EXERCISE DESCRIPTION:
Which lines hold the string "JSON"? Copy every one of them.

ITEMS:
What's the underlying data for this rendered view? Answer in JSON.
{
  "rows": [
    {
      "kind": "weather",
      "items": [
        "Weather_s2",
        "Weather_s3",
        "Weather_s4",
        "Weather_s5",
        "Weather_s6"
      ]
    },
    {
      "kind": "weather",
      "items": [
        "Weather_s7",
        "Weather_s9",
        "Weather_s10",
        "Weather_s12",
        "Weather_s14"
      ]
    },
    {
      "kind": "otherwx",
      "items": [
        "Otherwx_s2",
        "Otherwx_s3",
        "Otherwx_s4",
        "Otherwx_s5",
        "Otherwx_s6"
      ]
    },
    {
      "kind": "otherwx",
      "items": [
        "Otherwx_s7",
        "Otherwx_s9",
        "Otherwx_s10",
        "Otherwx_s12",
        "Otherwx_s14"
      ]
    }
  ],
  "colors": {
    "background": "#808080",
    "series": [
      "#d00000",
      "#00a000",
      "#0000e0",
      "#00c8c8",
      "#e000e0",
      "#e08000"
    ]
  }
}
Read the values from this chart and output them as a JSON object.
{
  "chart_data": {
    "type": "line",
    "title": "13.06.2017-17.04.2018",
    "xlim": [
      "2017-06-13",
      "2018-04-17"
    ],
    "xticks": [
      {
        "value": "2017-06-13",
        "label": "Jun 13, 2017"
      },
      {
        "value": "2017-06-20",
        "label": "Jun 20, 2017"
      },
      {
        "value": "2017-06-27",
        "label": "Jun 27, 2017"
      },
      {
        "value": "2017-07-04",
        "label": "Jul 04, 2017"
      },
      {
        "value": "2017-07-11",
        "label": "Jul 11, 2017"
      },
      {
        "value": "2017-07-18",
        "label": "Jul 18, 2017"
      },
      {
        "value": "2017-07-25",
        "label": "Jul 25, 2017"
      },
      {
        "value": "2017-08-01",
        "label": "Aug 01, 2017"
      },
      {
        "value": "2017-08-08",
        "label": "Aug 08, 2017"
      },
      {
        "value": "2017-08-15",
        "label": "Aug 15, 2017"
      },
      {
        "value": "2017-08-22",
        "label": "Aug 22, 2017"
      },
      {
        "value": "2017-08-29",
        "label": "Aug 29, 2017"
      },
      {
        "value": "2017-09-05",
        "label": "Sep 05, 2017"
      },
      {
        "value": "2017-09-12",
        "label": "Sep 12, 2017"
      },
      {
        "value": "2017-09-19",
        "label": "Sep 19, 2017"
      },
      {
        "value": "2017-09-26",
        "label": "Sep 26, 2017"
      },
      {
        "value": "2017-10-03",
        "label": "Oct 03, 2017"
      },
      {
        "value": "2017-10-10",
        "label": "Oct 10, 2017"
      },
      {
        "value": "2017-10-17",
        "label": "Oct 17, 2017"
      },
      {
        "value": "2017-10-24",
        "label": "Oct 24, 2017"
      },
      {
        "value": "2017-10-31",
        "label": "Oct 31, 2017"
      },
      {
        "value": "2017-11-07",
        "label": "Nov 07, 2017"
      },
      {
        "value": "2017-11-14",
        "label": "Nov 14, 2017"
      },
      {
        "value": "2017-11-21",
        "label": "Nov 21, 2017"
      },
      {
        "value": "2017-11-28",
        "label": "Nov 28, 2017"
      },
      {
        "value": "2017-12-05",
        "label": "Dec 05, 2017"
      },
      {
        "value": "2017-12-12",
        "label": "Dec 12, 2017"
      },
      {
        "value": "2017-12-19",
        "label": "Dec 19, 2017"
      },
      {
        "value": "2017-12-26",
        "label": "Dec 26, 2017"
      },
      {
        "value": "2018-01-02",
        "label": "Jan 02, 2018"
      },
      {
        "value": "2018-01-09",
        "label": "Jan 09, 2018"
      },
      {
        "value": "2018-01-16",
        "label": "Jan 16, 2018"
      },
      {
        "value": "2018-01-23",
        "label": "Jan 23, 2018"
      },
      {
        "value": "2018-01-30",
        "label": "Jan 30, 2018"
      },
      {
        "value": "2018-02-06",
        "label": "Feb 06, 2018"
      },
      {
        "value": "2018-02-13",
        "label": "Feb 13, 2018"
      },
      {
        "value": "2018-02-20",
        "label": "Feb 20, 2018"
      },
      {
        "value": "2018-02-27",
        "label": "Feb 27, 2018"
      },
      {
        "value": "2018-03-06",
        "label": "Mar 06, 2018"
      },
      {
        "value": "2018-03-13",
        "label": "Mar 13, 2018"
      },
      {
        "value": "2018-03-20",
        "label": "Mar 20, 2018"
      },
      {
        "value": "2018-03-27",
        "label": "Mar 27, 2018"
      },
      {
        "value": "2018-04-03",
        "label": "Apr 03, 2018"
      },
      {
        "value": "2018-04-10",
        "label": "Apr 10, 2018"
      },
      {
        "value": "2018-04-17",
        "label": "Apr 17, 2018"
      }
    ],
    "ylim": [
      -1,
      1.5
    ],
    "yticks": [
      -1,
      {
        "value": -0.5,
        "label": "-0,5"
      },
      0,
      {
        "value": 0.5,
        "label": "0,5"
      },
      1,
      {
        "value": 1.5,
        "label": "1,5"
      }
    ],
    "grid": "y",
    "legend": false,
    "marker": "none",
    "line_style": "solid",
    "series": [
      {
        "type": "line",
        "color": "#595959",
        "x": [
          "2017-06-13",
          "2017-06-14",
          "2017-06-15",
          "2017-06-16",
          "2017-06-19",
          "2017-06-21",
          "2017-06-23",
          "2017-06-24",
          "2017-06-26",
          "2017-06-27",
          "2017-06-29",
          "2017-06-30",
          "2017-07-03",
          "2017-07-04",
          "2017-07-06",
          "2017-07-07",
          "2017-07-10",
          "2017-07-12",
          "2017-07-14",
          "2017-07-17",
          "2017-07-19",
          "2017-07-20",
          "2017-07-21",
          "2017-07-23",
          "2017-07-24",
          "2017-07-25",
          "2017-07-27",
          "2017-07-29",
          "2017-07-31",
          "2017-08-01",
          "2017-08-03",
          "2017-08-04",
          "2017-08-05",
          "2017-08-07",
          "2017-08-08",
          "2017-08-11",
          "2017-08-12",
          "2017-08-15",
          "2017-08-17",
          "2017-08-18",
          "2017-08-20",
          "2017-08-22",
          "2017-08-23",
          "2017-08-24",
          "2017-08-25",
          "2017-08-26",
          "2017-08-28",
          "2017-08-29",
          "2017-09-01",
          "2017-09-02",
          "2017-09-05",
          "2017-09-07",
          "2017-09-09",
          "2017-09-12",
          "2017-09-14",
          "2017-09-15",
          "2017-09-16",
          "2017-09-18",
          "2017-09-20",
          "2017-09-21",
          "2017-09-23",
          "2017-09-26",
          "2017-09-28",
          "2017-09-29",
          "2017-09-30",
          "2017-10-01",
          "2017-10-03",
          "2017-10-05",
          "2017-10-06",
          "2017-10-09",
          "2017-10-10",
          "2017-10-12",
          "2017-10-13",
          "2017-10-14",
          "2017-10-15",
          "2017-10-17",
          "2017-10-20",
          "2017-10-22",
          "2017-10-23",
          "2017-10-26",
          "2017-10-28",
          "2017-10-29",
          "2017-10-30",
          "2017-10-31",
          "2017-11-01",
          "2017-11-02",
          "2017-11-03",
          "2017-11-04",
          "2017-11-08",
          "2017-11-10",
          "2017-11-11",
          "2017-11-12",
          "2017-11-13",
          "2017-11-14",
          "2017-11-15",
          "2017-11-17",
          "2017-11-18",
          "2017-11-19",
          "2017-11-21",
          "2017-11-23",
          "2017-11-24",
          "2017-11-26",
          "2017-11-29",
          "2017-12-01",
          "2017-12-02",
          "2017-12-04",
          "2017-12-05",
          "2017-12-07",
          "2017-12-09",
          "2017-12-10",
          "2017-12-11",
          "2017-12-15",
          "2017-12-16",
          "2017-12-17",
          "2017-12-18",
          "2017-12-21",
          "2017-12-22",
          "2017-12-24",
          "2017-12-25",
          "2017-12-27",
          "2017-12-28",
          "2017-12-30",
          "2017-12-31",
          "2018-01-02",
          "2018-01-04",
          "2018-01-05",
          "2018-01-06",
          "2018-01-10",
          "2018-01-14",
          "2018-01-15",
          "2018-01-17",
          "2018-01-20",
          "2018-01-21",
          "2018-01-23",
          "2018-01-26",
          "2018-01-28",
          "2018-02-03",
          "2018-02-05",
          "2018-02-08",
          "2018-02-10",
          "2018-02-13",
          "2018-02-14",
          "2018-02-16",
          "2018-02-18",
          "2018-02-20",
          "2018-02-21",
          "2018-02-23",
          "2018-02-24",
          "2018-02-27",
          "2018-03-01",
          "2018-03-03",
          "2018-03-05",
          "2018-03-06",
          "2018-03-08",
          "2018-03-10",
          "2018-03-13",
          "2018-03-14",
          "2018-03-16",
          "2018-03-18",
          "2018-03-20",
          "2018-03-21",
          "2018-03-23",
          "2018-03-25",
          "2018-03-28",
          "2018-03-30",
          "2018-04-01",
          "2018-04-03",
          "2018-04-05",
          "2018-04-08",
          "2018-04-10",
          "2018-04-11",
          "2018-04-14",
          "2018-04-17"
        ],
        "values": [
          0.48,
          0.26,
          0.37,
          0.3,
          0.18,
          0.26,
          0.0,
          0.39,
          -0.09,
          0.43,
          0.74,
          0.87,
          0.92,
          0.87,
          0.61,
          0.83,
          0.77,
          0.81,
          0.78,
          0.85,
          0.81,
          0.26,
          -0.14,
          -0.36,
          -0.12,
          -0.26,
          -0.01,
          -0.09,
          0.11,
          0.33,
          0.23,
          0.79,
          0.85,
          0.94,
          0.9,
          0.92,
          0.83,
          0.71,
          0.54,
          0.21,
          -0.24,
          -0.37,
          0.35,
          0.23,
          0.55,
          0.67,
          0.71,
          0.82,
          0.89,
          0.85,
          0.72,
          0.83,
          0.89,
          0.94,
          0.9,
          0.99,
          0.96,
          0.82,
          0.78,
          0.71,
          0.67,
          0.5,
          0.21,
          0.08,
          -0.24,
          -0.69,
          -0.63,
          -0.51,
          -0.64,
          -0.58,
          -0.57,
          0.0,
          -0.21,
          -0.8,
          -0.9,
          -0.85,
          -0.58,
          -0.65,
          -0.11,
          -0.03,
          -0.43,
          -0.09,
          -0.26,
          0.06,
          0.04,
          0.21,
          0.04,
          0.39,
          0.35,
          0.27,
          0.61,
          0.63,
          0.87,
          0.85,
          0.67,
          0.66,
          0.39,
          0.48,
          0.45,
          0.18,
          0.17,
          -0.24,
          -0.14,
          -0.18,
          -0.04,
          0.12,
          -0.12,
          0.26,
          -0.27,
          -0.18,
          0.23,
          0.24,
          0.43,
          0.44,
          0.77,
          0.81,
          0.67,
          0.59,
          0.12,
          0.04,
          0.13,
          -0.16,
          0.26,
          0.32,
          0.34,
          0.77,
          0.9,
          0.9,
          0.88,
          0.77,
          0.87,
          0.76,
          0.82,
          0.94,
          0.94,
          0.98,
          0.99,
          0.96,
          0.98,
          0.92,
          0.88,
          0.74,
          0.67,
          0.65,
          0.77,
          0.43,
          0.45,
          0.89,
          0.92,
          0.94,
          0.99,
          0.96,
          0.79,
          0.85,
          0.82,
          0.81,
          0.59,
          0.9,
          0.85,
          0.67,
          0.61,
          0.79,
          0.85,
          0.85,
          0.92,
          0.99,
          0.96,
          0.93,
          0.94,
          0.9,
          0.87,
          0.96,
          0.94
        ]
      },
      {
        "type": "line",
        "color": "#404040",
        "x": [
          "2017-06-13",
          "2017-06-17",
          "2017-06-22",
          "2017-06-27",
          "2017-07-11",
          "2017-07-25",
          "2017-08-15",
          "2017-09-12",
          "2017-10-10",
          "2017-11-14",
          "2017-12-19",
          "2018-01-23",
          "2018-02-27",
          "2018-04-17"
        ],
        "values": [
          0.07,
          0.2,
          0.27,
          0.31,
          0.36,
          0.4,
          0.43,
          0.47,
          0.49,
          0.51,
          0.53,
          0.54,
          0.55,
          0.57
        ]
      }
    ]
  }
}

SOLUTION TO THE EXERCISE:
What's the underlying data for this rendered view? Answer in JSON.
Read the values from this chart and output them as a JSON object.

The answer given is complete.